### Material for this task
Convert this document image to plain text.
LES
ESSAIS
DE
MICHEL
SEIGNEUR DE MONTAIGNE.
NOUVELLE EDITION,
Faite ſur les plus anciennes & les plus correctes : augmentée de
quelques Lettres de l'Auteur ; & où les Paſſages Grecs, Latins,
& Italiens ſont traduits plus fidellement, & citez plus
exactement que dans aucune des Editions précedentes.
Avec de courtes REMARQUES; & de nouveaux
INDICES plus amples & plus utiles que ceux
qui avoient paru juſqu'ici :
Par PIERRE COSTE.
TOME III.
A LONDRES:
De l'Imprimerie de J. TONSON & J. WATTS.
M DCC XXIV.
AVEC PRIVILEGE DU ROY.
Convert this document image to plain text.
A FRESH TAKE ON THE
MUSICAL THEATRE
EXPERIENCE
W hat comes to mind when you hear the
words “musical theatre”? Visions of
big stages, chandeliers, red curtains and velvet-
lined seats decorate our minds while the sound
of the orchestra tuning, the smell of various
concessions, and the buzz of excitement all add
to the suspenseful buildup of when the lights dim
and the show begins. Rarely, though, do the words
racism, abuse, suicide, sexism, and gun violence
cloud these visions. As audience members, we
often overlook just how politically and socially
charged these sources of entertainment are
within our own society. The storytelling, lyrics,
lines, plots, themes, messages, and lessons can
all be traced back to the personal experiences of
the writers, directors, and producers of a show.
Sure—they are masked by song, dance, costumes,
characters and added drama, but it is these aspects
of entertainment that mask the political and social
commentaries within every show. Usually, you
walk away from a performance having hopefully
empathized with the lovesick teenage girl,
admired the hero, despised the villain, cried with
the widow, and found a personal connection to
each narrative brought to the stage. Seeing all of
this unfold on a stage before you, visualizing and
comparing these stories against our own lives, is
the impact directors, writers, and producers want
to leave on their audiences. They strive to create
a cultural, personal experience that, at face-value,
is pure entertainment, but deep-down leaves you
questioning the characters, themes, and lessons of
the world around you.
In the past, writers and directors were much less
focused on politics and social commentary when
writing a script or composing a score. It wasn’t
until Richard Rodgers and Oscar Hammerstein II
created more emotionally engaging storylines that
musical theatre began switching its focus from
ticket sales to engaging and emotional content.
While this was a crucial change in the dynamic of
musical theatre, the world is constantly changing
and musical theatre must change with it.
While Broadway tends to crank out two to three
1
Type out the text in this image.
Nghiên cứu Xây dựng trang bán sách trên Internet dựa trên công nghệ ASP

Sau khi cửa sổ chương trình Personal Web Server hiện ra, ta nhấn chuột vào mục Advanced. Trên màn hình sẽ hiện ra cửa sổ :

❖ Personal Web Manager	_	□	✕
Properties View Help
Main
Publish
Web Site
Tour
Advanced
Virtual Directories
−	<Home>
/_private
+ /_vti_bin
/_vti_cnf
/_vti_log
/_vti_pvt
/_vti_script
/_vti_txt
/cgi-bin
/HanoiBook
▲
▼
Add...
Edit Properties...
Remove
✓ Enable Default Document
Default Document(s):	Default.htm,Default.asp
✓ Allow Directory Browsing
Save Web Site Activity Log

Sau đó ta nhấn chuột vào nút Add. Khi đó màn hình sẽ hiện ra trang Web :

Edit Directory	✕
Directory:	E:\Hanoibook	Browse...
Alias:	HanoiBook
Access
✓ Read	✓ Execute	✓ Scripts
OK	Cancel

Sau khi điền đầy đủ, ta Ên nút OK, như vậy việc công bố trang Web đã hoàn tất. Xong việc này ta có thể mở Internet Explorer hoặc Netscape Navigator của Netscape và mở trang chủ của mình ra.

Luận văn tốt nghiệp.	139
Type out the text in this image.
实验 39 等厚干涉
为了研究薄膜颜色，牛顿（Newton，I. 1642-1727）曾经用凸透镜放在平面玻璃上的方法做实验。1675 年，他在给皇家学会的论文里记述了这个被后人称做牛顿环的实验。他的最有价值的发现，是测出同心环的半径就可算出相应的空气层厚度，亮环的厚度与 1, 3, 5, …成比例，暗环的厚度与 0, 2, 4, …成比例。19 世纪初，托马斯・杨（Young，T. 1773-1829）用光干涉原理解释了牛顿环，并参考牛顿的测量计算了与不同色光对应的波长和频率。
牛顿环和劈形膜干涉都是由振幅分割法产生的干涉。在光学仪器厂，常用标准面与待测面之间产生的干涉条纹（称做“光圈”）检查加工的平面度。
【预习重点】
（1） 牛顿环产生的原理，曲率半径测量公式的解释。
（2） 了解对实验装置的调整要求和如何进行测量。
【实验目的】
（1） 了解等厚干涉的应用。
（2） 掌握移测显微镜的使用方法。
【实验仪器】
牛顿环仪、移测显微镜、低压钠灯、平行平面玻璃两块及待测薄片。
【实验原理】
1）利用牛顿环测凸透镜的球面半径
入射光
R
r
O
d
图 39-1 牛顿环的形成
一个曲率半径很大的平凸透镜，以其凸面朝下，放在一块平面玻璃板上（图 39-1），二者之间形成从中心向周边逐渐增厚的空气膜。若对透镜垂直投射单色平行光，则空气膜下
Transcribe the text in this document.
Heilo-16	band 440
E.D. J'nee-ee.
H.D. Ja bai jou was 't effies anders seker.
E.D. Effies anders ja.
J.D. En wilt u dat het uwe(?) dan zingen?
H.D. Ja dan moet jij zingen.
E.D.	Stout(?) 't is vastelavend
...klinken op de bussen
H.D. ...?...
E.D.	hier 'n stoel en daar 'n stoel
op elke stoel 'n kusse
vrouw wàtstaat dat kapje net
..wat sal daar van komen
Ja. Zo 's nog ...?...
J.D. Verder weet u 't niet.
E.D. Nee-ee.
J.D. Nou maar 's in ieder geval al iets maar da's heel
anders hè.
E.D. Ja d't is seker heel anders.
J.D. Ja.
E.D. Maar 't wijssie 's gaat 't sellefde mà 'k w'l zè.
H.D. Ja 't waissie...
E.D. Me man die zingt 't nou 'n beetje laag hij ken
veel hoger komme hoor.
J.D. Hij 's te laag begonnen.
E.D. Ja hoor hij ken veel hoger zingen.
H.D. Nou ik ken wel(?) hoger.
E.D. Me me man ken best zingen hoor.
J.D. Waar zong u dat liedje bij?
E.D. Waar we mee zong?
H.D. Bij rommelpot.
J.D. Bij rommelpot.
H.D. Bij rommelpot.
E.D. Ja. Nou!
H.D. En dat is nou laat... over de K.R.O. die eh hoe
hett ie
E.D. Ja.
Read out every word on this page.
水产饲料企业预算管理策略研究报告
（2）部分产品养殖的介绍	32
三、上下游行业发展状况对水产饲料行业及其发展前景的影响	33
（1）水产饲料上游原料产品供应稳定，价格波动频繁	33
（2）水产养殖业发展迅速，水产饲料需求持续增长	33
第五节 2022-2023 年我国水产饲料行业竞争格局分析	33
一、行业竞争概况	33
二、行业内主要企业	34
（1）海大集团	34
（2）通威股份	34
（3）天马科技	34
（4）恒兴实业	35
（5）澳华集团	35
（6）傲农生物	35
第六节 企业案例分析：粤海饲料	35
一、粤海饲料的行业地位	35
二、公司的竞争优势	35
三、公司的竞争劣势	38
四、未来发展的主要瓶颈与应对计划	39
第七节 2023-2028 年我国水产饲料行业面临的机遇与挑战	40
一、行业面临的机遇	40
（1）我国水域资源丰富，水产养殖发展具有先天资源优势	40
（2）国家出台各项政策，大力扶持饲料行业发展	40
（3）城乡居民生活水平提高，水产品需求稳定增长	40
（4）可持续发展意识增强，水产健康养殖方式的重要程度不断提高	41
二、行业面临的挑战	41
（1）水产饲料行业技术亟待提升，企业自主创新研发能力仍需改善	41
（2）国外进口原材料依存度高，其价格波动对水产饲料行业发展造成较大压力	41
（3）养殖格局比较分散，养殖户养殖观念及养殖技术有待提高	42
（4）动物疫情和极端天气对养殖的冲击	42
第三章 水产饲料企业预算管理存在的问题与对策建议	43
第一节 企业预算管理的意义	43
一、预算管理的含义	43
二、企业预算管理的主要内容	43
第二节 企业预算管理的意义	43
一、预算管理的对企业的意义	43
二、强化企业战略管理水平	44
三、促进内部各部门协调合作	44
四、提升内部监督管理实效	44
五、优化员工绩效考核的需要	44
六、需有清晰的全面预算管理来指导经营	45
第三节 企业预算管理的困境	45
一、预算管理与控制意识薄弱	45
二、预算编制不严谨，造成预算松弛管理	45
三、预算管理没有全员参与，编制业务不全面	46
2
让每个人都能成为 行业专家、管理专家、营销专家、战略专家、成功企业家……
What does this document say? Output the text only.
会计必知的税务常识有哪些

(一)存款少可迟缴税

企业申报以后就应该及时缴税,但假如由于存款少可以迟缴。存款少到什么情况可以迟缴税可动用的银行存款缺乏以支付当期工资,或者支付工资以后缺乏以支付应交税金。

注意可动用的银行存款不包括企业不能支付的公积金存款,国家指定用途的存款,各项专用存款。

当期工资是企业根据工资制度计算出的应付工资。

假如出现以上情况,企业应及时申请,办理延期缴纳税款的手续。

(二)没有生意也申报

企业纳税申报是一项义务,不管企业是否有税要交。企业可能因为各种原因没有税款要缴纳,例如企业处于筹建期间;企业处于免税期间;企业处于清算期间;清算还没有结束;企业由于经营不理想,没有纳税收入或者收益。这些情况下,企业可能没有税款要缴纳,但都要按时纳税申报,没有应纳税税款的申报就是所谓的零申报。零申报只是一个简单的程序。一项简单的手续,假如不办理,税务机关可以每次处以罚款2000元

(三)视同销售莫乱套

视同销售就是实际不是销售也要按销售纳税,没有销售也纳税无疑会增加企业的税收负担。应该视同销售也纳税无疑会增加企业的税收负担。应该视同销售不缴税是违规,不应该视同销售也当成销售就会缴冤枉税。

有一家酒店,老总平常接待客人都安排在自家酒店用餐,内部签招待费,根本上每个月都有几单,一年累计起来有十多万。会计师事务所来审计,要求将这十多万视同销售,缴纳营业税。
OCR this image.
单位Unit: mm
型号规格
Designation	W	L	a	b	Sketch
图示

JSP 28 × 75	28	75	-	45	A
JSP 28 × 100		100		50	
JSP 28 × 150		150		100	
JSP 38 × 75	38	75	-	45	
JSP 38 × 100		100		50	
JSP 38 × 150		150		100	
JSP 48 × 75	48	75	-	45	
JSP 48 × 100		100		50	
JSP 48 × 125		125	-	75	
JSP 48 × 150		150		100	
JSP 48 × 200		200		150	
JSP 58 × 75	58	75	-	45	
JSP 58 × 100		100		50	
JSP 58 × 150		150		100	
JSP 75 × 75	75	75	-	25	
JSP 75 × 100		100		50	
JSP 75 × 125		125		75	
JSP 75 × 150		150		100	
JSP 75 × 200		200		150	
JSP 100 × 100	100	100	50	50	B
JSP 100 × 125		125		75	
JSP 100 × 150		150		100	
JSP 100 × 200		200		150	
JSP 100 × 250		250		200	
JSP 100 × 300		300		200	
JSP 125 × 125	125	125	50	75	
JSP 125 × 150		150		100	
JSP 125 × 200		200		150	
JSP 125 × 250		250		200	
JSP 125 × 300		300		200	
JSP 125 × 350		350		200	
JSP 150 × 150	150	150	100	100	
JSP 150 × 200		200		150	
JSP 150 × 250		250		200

### Written request
Copy out every line of the listing that contains the string "Directory".

### Response below
✓ Allow Directory Browsing
Edit Directory	✕
Directory:	E:\Hanoibook	Browse...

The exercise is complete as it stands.